-------- INPUT ROWS --------

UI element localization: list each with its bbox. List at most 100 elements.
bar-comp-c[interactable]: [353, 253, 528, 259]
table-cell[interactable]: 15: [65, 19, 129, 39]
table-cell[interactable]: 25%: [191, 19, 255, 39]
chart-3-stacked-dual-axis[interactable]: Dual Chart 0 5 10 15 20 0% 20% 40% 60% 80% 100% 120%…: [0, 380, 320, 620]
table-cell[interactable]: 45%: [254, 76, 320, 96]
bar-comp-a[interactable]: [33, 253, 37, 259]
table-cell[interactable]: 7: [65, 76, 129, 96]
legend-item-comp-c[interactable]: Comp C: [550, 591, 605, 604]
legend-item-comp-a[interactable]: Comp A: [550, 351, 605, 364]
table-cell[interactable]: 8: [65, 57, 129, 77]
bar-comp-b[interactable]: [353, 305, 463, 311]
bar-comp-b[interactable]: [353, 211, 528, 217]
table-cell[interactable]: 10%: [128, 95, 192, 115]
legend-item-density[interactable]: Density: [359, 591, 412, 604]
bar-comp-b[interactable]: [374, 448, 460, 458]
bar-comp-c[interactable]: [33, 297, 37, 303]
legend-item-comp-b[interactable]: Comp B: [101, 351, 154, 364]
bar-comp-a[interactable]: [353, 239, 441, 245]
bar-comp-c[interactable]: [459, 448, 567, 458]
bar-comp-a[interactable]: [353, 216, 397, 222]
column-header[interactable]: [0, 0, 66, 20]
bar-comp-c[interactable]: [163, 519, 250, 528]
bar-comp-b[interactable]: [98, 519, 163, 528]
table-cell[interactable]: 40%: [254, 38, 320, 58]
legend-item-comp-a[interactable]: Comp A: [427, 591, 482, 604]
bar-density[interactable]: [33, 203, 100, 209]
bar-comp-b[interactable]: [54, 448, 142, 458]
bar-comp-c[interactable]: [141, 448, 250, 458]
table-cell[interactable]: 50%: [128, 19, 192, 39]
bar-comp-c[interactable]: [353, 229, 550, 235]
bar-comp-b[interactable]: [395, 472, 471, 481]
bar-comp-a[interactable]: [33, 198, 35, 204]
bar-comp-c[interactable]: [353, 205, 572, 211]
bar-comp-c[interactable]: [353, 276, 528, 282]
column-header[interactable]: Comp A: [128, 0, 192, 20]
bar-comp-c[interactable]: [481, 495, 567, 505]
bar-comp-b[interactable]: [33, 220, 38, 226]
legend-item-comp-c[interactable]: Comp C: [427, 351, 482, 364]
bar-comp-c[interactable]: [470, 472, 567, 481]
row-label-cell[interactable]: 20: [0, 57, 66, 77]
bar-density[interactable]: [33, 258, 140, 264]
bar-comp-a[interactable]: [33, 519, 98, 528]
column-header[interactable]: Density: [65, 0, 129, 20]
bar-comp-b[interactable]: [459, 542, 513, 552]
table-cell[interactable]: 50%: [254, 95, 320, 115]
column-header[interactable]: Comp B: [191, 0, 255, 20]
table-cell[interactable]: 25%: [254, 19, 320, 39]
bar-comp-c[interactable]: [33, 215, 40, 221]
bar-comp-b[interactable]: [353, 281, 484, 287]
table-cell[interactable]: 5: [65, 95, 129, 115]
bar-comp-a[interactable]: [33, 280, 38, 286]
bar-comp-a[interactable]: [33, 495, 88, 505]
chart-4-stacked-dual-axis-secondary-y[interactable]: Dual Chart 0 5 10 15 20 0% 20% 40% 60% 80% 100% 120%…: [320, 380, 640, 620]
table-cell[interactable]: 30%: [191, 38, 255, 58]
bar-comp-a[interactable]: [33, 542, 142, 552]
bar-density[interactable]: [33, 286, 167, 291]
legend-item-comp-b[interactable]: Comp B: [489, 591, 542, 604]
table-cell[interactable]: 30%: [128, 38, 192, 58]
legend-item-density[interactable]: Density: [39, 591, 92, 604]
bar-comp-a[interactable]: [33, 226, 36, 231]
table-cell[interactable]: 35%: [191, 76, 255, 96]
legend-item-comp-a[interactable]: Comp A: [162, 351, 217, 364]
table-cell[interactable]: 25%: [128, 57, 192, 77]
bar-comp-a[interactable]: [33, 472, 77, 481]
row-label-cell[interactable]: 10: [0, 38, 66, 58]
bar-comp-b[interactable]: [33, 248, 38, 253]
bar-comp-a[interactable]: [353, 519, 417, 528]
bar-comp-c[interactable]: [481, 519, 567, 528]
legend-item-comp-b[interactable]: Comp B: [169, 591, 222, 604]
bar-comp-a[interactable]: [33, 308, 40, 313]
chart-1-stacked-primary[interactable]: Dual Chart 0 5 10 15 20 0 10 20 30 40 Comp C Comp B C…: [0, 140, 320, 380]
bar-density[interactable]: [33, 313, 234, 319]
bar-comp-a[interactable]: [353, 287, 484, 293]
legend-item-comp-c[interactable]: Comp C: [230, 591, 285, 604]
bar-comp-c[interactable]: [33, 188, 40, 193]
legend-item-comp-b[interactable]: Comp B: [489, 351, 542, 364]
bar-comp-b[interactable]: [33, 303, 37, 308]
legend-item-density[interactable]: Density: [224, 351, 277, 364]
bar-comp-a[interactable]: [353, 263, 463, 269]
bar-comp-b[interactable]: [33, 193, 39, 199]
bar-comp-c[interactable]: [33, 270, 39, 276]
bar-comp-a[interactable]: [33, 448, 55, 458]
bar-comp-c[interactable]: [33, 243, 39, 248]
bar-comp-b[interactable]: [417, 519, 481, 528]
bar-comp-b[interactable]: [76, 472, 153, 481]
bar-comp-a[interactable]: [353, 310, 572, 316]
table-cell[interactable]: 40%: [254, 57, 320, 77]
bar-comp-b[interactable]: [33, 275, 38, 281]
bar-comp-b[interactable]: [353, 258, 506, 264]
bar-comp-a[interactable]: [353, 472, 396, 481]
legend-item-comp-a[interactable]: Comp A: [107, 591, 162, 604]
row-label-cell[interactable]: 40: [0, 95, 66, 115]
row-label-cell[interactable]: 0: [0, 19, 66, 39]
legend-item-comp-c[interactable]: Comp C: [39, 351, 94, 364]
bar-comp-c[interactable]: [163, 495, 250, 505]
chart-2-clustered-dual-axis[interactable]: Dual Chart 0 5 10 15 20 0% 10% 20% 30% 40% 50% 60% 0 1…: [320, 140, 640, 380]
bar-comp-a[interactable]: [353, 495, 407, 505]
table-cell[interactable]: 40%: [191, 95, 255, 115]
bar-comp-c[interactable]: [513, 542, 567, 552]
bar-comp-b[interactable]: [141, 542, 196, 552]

--------

• **SET EXERCISE**
Reproduce all of the data above line for line, with no changes.

• **THE SOLUTION**
UI element localization: list each with its bbox. List at most 100 elements.
bar-comp-c[interactable]: [353, 253, 528, 259]
table-cell[interactable]: 15: [65, 19, 129, 39]
table-cell[interactable]: 25%: [191, 19, 255, 39]
chart-3-stacked-dual-axis[interactable]: Dual Chart 0 5 10 15 20 0% 20% 40% 60% 80% 100% 120%…: [0, 380, 320, 620]
table-cell[interactable]: 45%: [254, 76, 320, 96]
bar-comp-a[interactable]: [33, 253, 37, 259]
table-cell[interactable]: 7: [65, 76, 129, 96]
legend-item-comp-c[interactable]: Comp C: [550, 591, 605, 604]
legend-item-comp-a[interactable]: Comp A: [550, 351, 605, 364]
table-cell[interactable]: 8: [65, 57, 129, 77]
bar-comp-b[interactable]: [353, 305, 463, 311]
bar-comp-b[interactable]: [353, 211, 528, 217]
table-cell[interactable]: 10%: [128, 95, 192, 115]
legend-item-density[interactable]: Density: [359, 591, 412, 604]
bar-comp-b[interactable]: [374, 448, 460, 458]
bar-comp-c[interactable]: [33, 297, 37, 303]
legend-item-comp-b[interactable]: Comp B: [101, 351, 154, 364]
bar-comp-a[interactable]: [353, 239, 441, 245]
bar-comp-c[interactable]: [459, 448, 567, 458]
bar-comp-a[interactable]: [353, 216, 397, 222]
column-header[interactable]: [0, 0, 66, 20]
bar-comp-c[interactable]: [163, 519, 250, 528]
bar-comp-b[interactable]: [98, 519, 163, 528]
table-cell[interactable]: 40%: [254, 38, 320, 58]
legend-item-comp-a[interactable]: Comp A: [427, 591, 482, 604]
bar-density[interactable]: [33, 203, 100, 209]
bar-comp-b[interactable]: [54, 448, 142, 458]
bar-comp-c[interactable]: [141, 448, 250, 458]
table-cell[interactable]: 50%: [128, 19, 192, 39]
bar-comp-c[interactable]: [353, 229, 550, 235]
bar-comp-b[interactable]: [395, 472, 471, 481]
bar-comp-a[interactable]: [33, 198, 35, 204]
bar-comp-c[interactable]: [353, 205, 572, 211]
bar-comp-c[interactable]: [353, 276, 528, 282]
column-header[interactable]: Comp A: [128, 0, 192, 20]
bar-comp-c[interactable]: [481, 495, 567, 505]
bar-comp-b[interactable]: [33, 220, 38, 226]
legend-item-comp-c[interactable]: Comp C: [427, 351, 482, 364]
bar-comp-c[interactable]: [470, 472, 567, 481]
row-label-cell[interactable]: 20: [0, 57, 66, 77]
bar-density[interactable]: [33, 258, 140, 264]
bar-comp-a[interactable]: [33, 519, 98, 528]
column-header[interactable]: Density: [65, 0, 129, 20]
bar-comp-b[interactable]: [459, 542, 513, 552]
table-cell[interactable]: 50%: [254, 95, 320, 115]
column-header[interactable]: Comp B: [191, 0, 255, 20]
table-cell[interactable]: 25%: [254, 19, 320, 39]
bar-comp-c[interactable]: [33, 215, 40, 221]
bar-comp-b[interactable]: [353, 281, 484, 287]
table-cell[interactable]: 5: [65, 95, 129, 115]
bar-comp-a[interactable]: [33, 280, 38, 286]
bar-comp-a[interactable]: [33, 495, 88, 505]
chart-4-stacked-dual-axis-secondary-y[interactable]: Dual Chart 0 5 10 15 20 0% 20% 40% 60% 80% 100% 120%…: [320, 380, 640, 620]
table-cell[interactable]: 30%: [191, 38, 255, 58]
bar-comp-a[interactable]: [33, 542, 142, 552]
bar-density[interactable]: [33, 286, 167, 291]
legend-item-comp-b[interactable]: Comp B: [489, 591, 542, 604]
table-cell[interactable]: 30%: [128, 38, 192, 58]
legend-item-density[interactable]: Density: [39, 591, 92, 604]
bar-comp-a[interactable]: [33, 226, 36, 231]
table-cell[interactable]: 35%: [191, 76, 255, 96]
legend-item-comp-a[interactable]: Comp A: [162, 351, 217, 364]
table-cell[interactable]: 25%: [128, 57, 192, 77]
bar-comp-a[interactable]: [33, 472, 77, 481]
row-label-cell[interactable]: 10: [0, 38, 66, 58]
bar-comp-b[interactable]: [33, 248, 38, 253]
bar-comp-a[interactable]: [353, 519, 417, 528]
bar-comp-c[interactable]: [481, 519, 567, 528]
legend-item-comp-b[interactable]: Comp B: [169, 591, 222, 604]
bar-comp-a[interactable]: [33, 308, 40, 313]
chart-1-stacked-primary[interactable]: Dual Chart 0 5 10 15 20 0 10 20 30 40 Comp C Comp B C…: [0, 140, 320, 380]
bar-density[interactable]: [33, 313, 234, 319]
bar-comp-a[interactable]: [353, 287, 484, 293]
legend-item-comp-c[interactable]: Comp C: [230, 591, 285, 604]
bar-comp-c[interactable]: [33, 188, 40, 193]
legend-item-comp-b[interactable]: Comp B: [489, 351, 542, 364]
bar-comp-b[interactable]: [33, 303, 37, 308]
legend-item-density[interactable]: Density: [224, 351, 277, 364]
bar-comp-a[interactable]: [353, 263, 463, 269]
bar-comp-b[interactable]: [33, 193, 39, 199]
bar-comp-c[interactable]: [33, 270, 39, 276]
bar-comp-a[interactable]: [33, 448, 55, 458]
bar-comp-c[interactable]: [33, 243, 39, 248]
bar-comp-b[interactable]: [417, 519, 481, 528]
bar-comp-b[interactable]: [76, 472, 153, 481]
bar-comp-a[interactable]: [353, 310, 572, 316]
table-cell[interactable]: 40%: [254, 57, 320, 77]
bar-comp-b[interactable]: [33, 275, 38, 281]
bar-comp-b[interactable]: [353, 258, 506, 264]
bar-comp-a[interactable]: [353, 472, 396, 481]
legend-item-comp-a[interactable]: Comp A: [107, 591, 162, 604]
row-label-cell[interactable]: 40: [0, 95, 66, 115]
row-label-cell[interactable]: 0: [0, 19, 66, 39]
legend-item-comp-c[interactable]: Comp C: [39, 351, 94, 364]
bar-comp-c[interactable]: [163, 495, 250, 505]
chart-2-clustered-dual-axis[interactable]: Dual Chart 0 5 10 15 20 0% 10% 20% 30% 40% 50% 60% 0 1…: [320, 140, 640, 380]
bar-comp-a[interactable]: [353, 495, 407, 505]
table-cell[interactable]: 40%: [191, 95, 255, 115]
bar-comp-c[interactable]: [513, 542, 567, 552]
bar-comp-b[interactable]: [141, 542, 196, 552]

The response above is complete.